Task prompt >> Count the lines in the records below that contain the word "CLAYTON", and give only that number.

Dataset rows about figures
########################################

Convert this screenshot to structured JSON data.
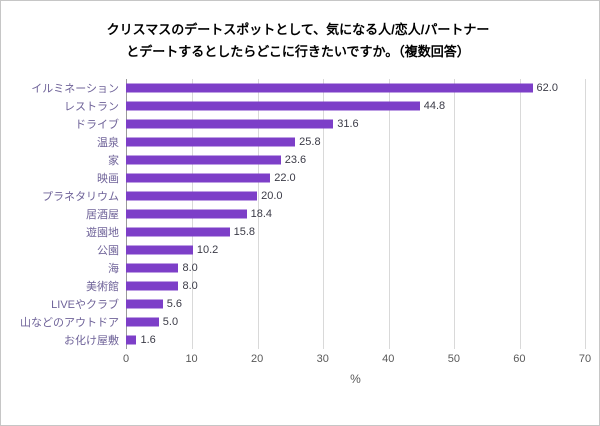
{
  "title": {
    "line1": "クリスマスのデートスポットとして、気になる人/恋人/パートナー",
    "line2": "とデートするとしたらどこに行きたいですか。（複数回答）"
  },
  "chart_data": {
    "type": "bar",
    "orientation": "horizontal",
    "title": "クリスマスのデートスポットとして、気になる人/恋人/パートナーとデートするとしたらどこに行きたいですか。（複数回答）",
    "categories": [
      "イルミネーション",
      "レストラン",
      "ドライブ",
      "温泉",
      "家",
      "映画",
      "プラネタリウム",
      "居酒屋",
      "遊園地",
      "公園",
      "海",
      "美術館",
      "LIVEやクラブ",
      "山などのアウトドア",
      "お化け屋敷"
    ],
    "values": [
      62.0,
      44.8,
      31.6,
      25.8,
      23.6,
      22.0,
      20.0,
      18.4,
      15.8,
      10.2,
      8.0,
      8.0,
      5.6,
      5.0,
      1.6
    ],
    "xlabel": "%",
    "xlim": [
      0,
      70
    ],
    "xticks": [
      0,
      10,
      20,
      30,
      40,
      50,
      60,
      70
    ],
    "bar_color": "#7d3fc8",
    "grid": true,
    "legend": false
  }
}
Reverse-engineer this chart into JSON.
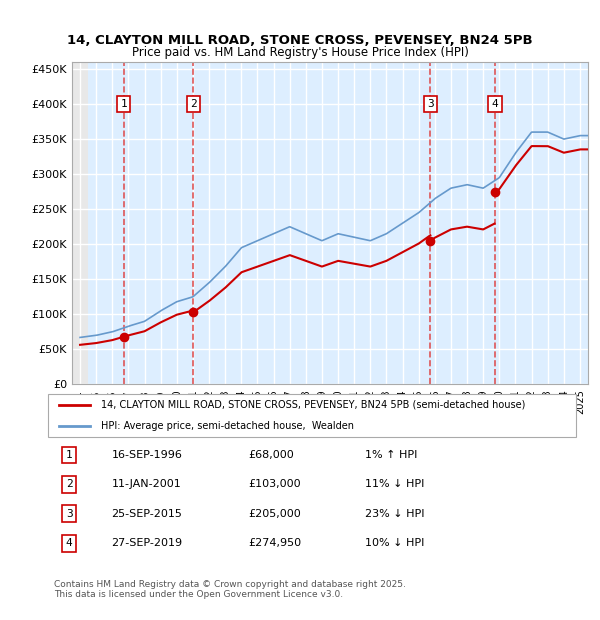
{
  "title1": "14, CLAYTON MILL ROAD, STONE CROSS, PEVENSEY, BN24 5PB",
  "title2": "Price paid vs. HM Land Registry's House Price Index (HPI)",
  "ylabel": "",
  "background_color": "#ffffff",
  "plot_bg_color": "#ddeeff",
  "hatch_color": "#cccccc",
  "grid_color": "#ffffff",
  "sale_dates_num": [
    1996.71,
    2001.03,
    2015.73,
    2019.74
  ],
  "sale_prices": [
    68000,
    103000,
    205000,
    274950
  ],
  "sale_labels": [
    "1",
    "2",
    "3",
    "4"
  ],
  "legend_red": "14, CLAYTON MILL ROAD, STONE CROSS, PEVENSEY, BN24 5PB (semi-detached house)",
  "legend_blue": "HPI: Average price, semi-detached house,  Wealden",
  "table_rows": [
    [
      "1",
      "16-SEP-1996",
      "£68,000",
      "1% ↑ HPI"
    ],
    [
      "2",
      "11-JAN-2001",
      "£103,000",
      "11% ↓ HPI"
    ],
    [
      "3",
      "25-SEP-2015",
      "£205,000",
      "23% ↓ HPI"
    ],
    [
      "4",
      "27-SEP-2019",
      "£274,950",
      "10% ↓ HPI"
    ]
  ],
  "footer": "Contains HM Land Registry data © Crown copyright and database right 2025.\nThis data is licensed under the Open Government Licence v3.0.",
  "xmin": 1994,
  "xmax": 2025.5,
  "ymin": 0,
  "ymax": 460000,
  "yticks": [
    0,
    50000,
    100000,
    150000,
    200000,
    250000,
    300000,
    350000,
    400000,
    450000
  ],
  "ytick_labels": [
    "£0",
    "£50K",
    "£100K",
    "£150K",
    "£200K",
    "£250K",
    "£300K",
    "£350K",
    "£400K",
    "£450K"
  ],
  "red_color": "#cc0000",
  "blue_color": "#6699cc",
  "sale_vline_color": "#dd4444"
}
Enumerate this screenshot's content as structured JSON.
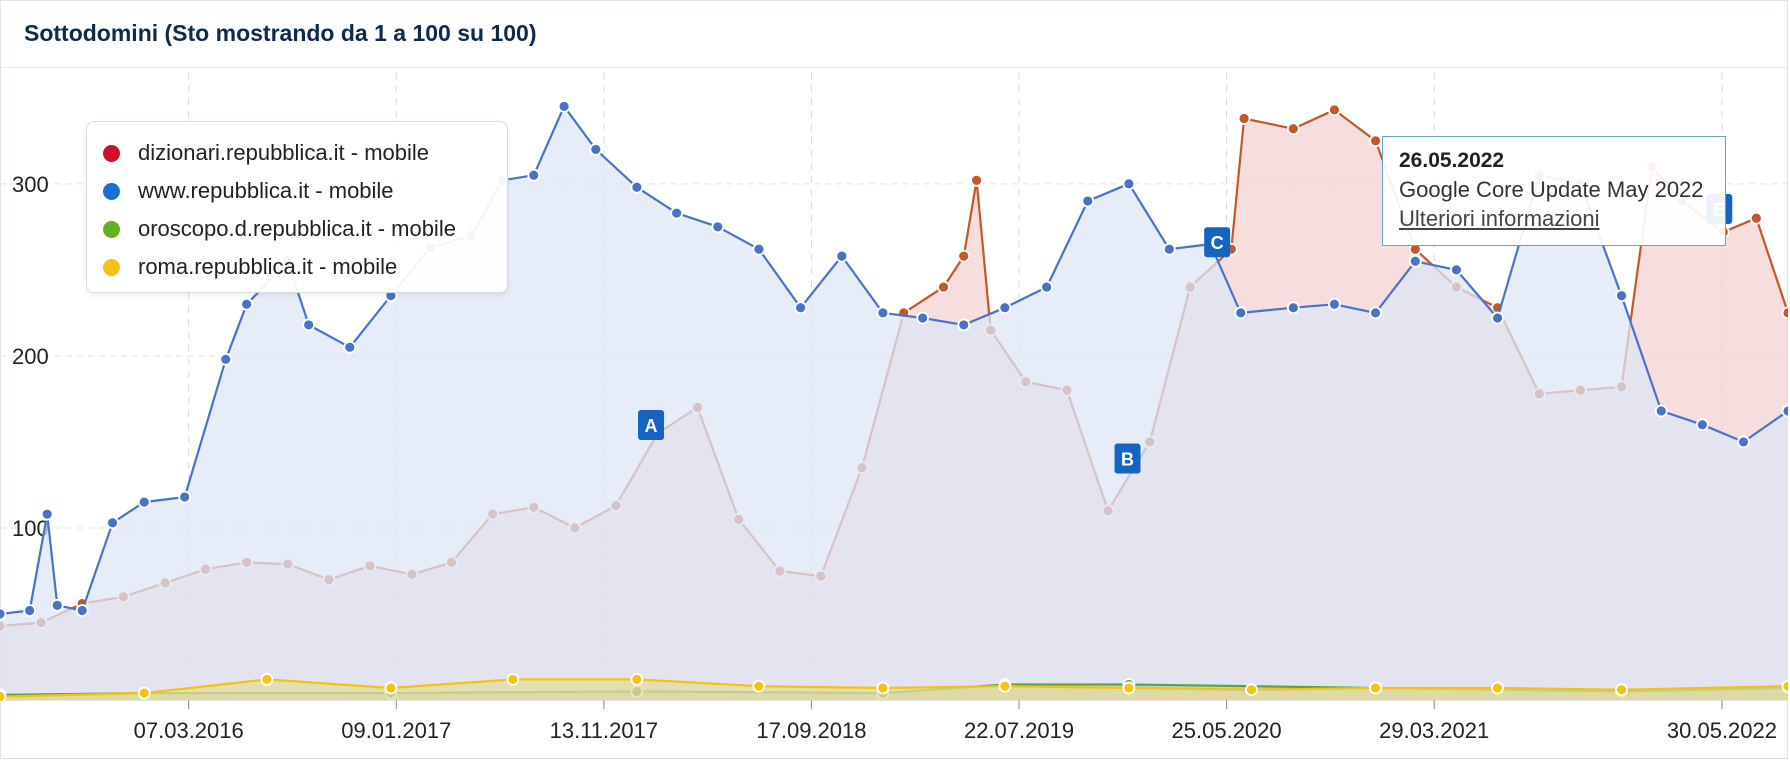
{
  "header": {
    "title": "Sottodomini (Sto mostrando da 1 a 100 su 100)"
  },
  "legend": {
    "items": [
      {
        "label": "dizionari.repubblica.it - mobile",
        "color": "#d0102c"
      },
      {
        "label": "www.repubblica.it - mobile",
        "color": "#1a6fd6"
      },
      {
        "label": "oroscopo.d.repubblica.it - mobile",
        "color": "#62b220"
      },
      {
        "label": "roma.repubblica.it - mobile",
        "color": "#f5c118"
      }
    ]
  },
  "tooltip": {
    "date": "26.05.2022",
    "description": "Google Core Update May 2022",
    "link": "Ulteriori informazioni"
  },
  "chart_data": {
    "type": "area",
    "x_start": "2015-06-01",
    "x_end": "2022-09-05",
    "ylim": [
      0,
      365
    ],
    "yticks": [
      100,
      200,
      300
    ],
    "xtick_labels": [
      "07.03.2016",
      "09.01.2017",
      "13.11.2017",
      "17.09.2018",
      "22.07.2019",
      "25.05.2020",
      "29.03.2021",
      "30.05.2022"
    ],
    "xtick_dates": [
      "2016-03-07",
      "2017-01-09",
      "2017-11-13",
      "2018-09-17",
      "2019-07-22",
      "2020-05-25",
      "2021-03-29",
      "2022-05-30"
    ],
    "grid": true,
    "legend_position": "top-left",
    "annotations": [
      {
        "label": "A",
        "date": "2018-01-22"
      },
      {
        "label": "B",
        "date": "2019-12-30"
      },
      {
        "label": "C",
        "date": "2020-05-11"
      },
      {
        "label": "E",
        "date": "2022-05-26"
      }
    ],
    "series": [
      {
        "name": "dizionari.repubblica.it - mobile",
        "line_color": "#c5572d",
        "fill_color": "#f1d3d2",
        "points": [
          [
            "2015-06-01",
            43
          ],
          [
            "2015-08-01",
            45
          ],
          [
            "2015-10-01",
            56
          ],
          [
            "2015-12-01",
            60
          ],
          [
            "2016-02-01",
            68
          ],
          [
            "2016-04-01",
            76
          ],
          [
            "2016-06-01",
            80
          ],
          [
            "2016-08-01",
            79
          ],
          [
            "2016-10-01",
            70
          ],
          [
            "2016-12-01",
            78
          ],
          [
            "2017-02-01",
            73
          ],
          [
            "2017-04-01",
            80
          ],
          [
            "2017-06-01",
            108
          ],
          [
            "2017-08-01",
            112
          ],
          [
            "2017-10-01",
            100
          ],
          [
            "2017-12-01",
            113
          ],
          [
            "2018-02-01",
            155
          ],
          [
            "2018-04-01",
            170
          ],
          [
            "2018-06-01",
            105
          ],
          [
            "2018-08-01",
            75
          ],
          [
            "2018-10-01",
            72
          ],
          [
            "2018-12-01",
            135
          ],
          [
            "2019-02-01",
            225
          ],
          [
            "2019-04-01",
            240
          ],
          [
            "2019-05-01",
            258
          ],
          [
            "2019-05-20",
            302
          ],
          [
            "2019-06-10",
            215
          ],
          [
            "2019-08-01",
            185
          ],
          [
            "2019-10-01",
            180
          ],
          [
            "2019-12-01",
            110
          ],
          [
            "2020-02-01",
            150
          ],
          [
            "2020-04-01",
            240
          ],
          [
            "2020-06-01",
            262
          ],
          [
            "2020-06-20",
            338
          ],
          [
            "2020-09-01",
            332
          ],
          [
            "2020-11-01",
            343
          ],
          [
            "2021-01-01",
            325
          ],
          [
            "2021-03-01",
            262
          ],
          [
            "2021-05-01",
            240
          ],
          [
            "2021-07-01",
            228
          ],
          [
            "2021-09-01",
            178
          ],
          [
            "2021-11-01",
            180
          ],
          [
            "2022-01-01",
            182
          ],
          [
            "2022-02-15",
            310
          ],
          [
            "2022-04-01",
            290
          ],
          [
            "2022-06-01",
            272
          ],
          [
            "2022-07-20",
            280
          ],
          [
            "2022-09-05",
            225
          ]
        ]
      },
      {
        "name": "www.repubblica.it - mobile",
        "line_color": "#4a73c8",
        "fill_color": "#dde5f6",
        "points": [
          [
            "2015-06-01",
            50
          ],
          [
            "2015-07-15",
            52
          ],
          [
            "2015-08-10",
            108
          ],
          [
            "2015-08-25",
            55
          ],
          [
            "2015-10-01",
            52
          ],
          [
            "2015-11-15",
            103
          ],
          [
            "2016-01-01",
            115
          ],
          [
            "2016-03-01",
            118
          ],
          [
            "2016-05-01",
            198
          ],
          [
            "2016-06-01",
            230
          ],
          [
            "2016-08-01",
            255
          ],
          [
            "2016-09-01",
            218
          ],
          [
            "2016-11-01",
            205
          ],
          [
            "2017-01-01",
            235
          ],
          [
            "2017-03-01",
            263
          ],
          [
            "2017-05-01",
            270
          ],
          [
            "2017-06-15",
            302
          ],
          [
            "2017-08-01",
            305
          ],
          [
            "2017-09-15",
            345
          ],
          [
            "2017-11-01",
            320
          ],
          [
            "2018-01-01",
            298
          ],
          [
            "2018-03-01",
            283
          ],
          [
            "2018-05-01",
            275
          ],
          [
            "2018-07-01",
            262
          ],
          [
            "2018-09-01",
            228
          ],
          [
            "2018-11-01",
            258
          ],
          [
            "2019-01-01",
            225
          ],
          [
            "2019-03-01",
            222
          ],
          [
            "2019-05-01",
            218
          ],
          [
            "2019-07-01",
            228
          ],
          [
            "2019-09-01",
            240
          ],
          [
            "2019-11-01",
            290
          ],
          [
            "2020-01-01",
            300
          ],
          [
            "2020-03-01",
            262
          ],
          [
            "2020-05-01",
            265
          ],
          [
            "2020-06-15",
            225
          ],
          [
            "2020-09-01",
            228
          ],
          [
            "2020-11-01",
            230
          ],
          [
            "2021-01-01",
            225
          ],
          [
            "2021-03-01",
            255
          ],
          [
            "2021-05-01",
            250
          ],
          [
            "2021-07-01",
            222
          ],
          [
            "2021-09-01",
            305
          ],
          [
            "2021-11-01",
            300
          ],
          [
            "2022-01-01",
            235
          ],
          [
            "2022-03-01",
            168
          ],
          [
            "2022-05-01",
            160
          ],
          [
            "2022-07-01",
            150
          ],
          [
            "2022-09-05",
            168
          ]
        ]
      },
      {
        "name": "oroscopo.d.repubblica.it - mobile",
        "line_color": "#5aa34a",
        "fill_color": "#c4c8a8",
        "points": [
          [
            "2015-06-01",
            3
          ],
          [
            "2016-01-01",
            4
          ],
          [
            "2017-01-01",
            4
          ],
          [
            "2018-01-01",
            5
          ],
          [
            "2019-01-01",
            4
          ],
          [
            "2019-07-01",
            9
          ],
          [
            "2020-01-01",
            9
          ],
          [
            "2021-01-01",
            7
          ],
          [
            "2022-01-01",
            5
          ],
          [
            "2022-09-05",
            7
          ]
        ]
      },
      {
        "name": "roma.repubblica.it - mobile",
        "line_color": "#f1c40f",
        "fill_color": "#e6dca2",
        "points": [
          [
            "2015-06-01",
            2
          ],
          [
            "2016-01-01",
            4
          ],
          [
            "2016-07-01",
            12
          ],
          [
            "2017-01-01",
            7
          ],
          [
            "2017-07-01",
            12
          ],
          [
            "2018-01-01",
            12
          ],
          [
            "2018-07-01",
            8
          ],
          [
            "2019-01-01",
            7
          ],
          [
            "2019-07-01",
            8
          ],
          [
            "2020-01-01",
            7
          ],
          [
            "2020-07-01",
            6
          ],
          [
            "2021-01-01",
            7
          ],
          [
            "2021-07-01",
            7
          ],
          [
            "2022-01-01",
            6
          ],
          [
            "2022-09-05",
            8
          ]
        ]
      }
    ]
  }
}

########################################

Reply >> 2